## The problem:
Find the lines below that contain the string "this". Copy each one.

## Entries provided:

----

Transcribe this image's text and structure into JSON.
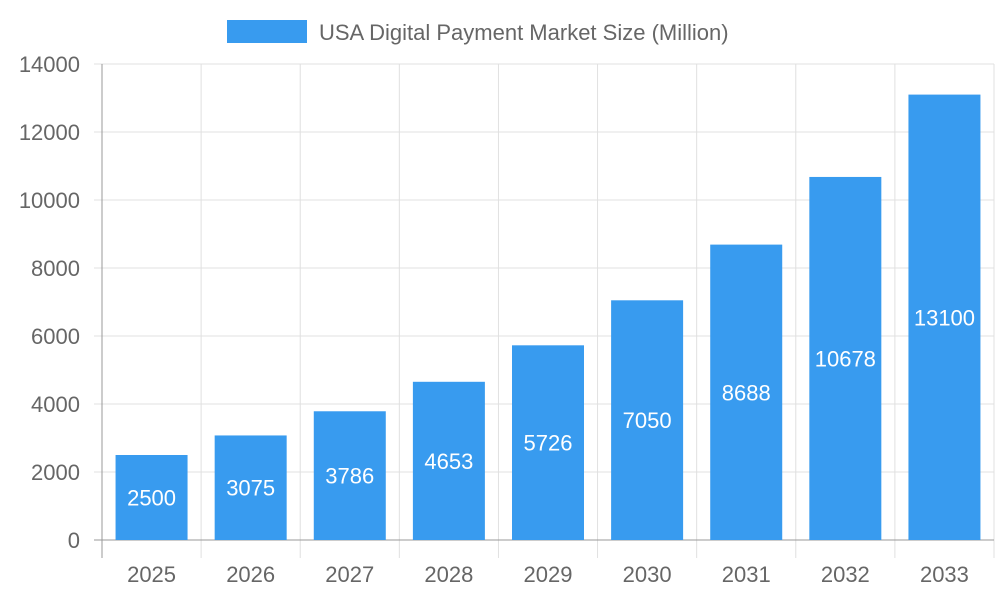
{
  "chart_data": {
    "type": "bar",
    "title": "",
    "legend": {
      "label": "USA Digital Payment Market Size (Million)",
      "placement": "top"
    },
    "categories": [
      "2025",
      "2026",
      "2027",
      "2028",
      "2029",
      "2030",
      "2031",
      "2032",
      "2033"
    ],
    "series": [
      {
        "name": "USA Digital Payment Market Size (Million)",
        "values": [
          2500,
          3075,
          3786,
          4653,
          5726,
          7050,
          8688,
          10678,
          13100
        ],
        "color": "#389bef"
      }
    ],
    "xlabel": "",
    "ylabel": "",
    "ylim": [
      0,
      14000
    ],
    "yticks": [
      0,
      2000,
      4000,
      6000,
      8000,
      10000,
      12000,
      14000
    ],
    "grid": true,
    "data_labels": true
  }
}
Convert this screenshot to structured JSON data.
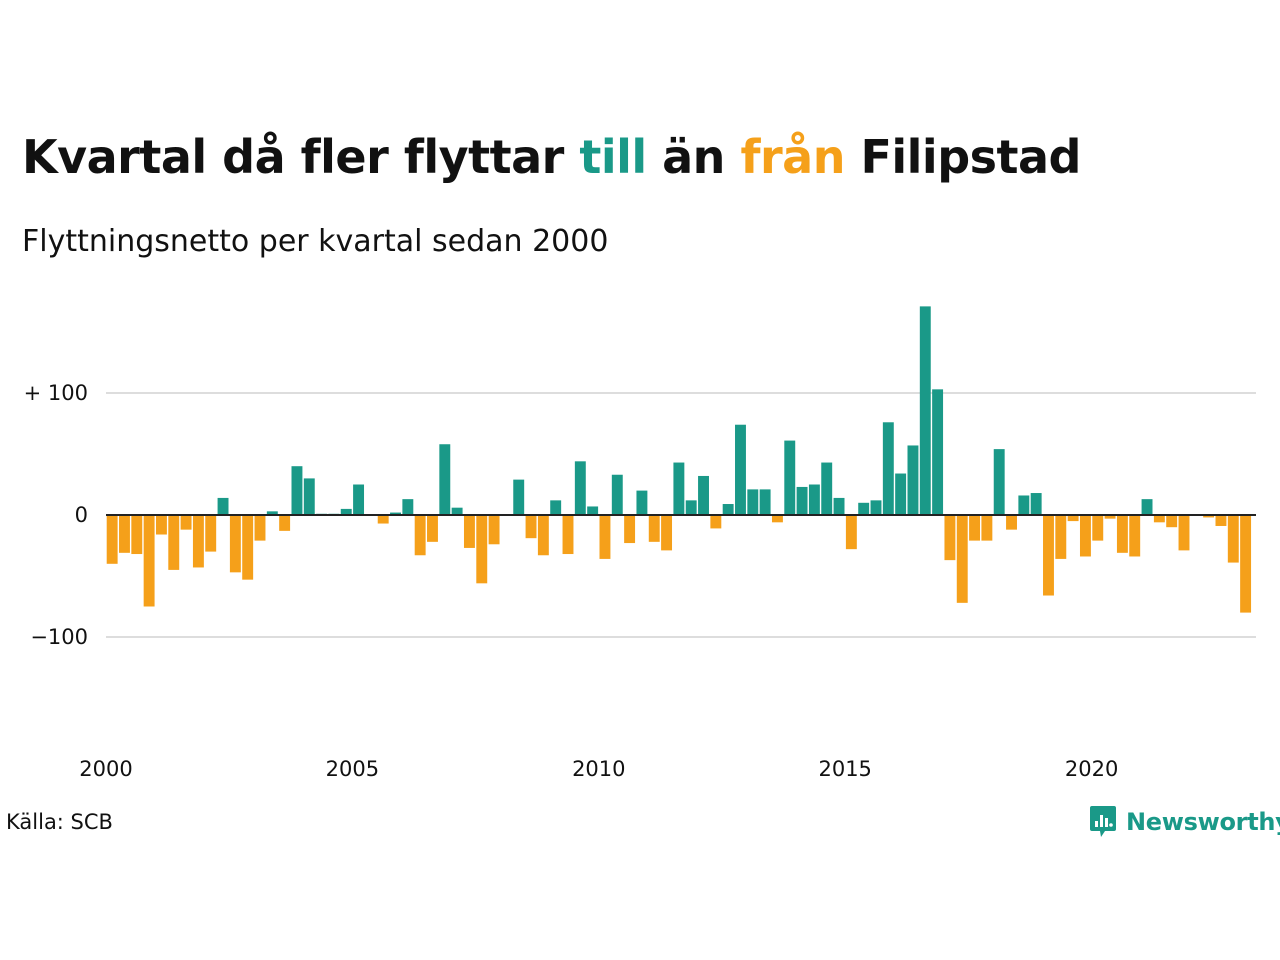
{
  "title": {
    "part1": "Kvartal då fler flyttar ",
    "pos_word": "till",
    "part2": " än ",
    "neg_word": "från",
    "part3": " Filipstad"
  },
  "subtitle": "Flyttningsnetto per kvartal sedan 2000",
  "source": "Källa: SCB",
  "brand": {
    "name": "Newsworthy",
    "icon": "newsworthy-logo-icon"
  },
  "colors": {
    "positive": "#1a9988",
    "negative": "#f5a01a",
    "grid": "#dddddd",
    "axis": "#222222"
  },
  "chart_data": {
    "type": "bar",
    "x_start": "2000 Q1",
    "frequency": "quarterly",
    "values": [
      -40,
      -31,
      -32,
      -75,
      -16,
      -45,
      -12,
      -43,
      -30,
      14,
      -47,
      -53,
      -21,
      3,
      -13,
      40,
      30,
      1,
      1,
      5,
      25,
      0,
      -7,
      2,
      13,
      -33,
      -22,
      58,
      6,
      -27,
      -56,
      -24,
      0,
      29,
      -19,
      -33,
      12,
      -32,
      44,
      7,
      -36,
      33,
      -23,
      20,
      -22,
      -29,
      43,
      12,
      32,
      -11,
      9,
      74,
      21,
      21,
      -6,
      61,
      23,
      25,
      43,
      14,
      -28,
      10,
      12,
      76,
      34,
      57,
      171,
      103,
      -37,
      -72,
      -21,
      -21,
      54,
      -12,
      16,
      18,
      -66,
      -36,
      -5,
      -34,
      -21,
      -3,
      -31,
      -34,
      13,
      -6,
      -10,
      -29,
      0,
      -2,
      -9,
      -39,
      -80
    ],
    "yticks": [
      {
        "value": 100,
        "label": "+ 100"
      },
      {
        "value": 0,
        "label": "0"
      },
      {
        "value": -100,
        "label": "−100"
      }
    ],
    "xticks": [
      {
        "year": 2000,
        "label": "2000"
      },
      {
        "year": 2005,
        "label": "2005"
      },
      {
        "year": 2010,
        "label": "2010"
      },
      {
        "year": 2015,
        "label": "2015"
      },
      {
        "year": 2020,
        "label": "2020"
      }
    ],
    "ylim": [
      -190,
      180
    ],
    "grid": true,
    "legend": "none"
  }
}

----

## Exercise answer:
Transcribe this image's text and structure into JSON.
Convert this screenshot to structured JSON data.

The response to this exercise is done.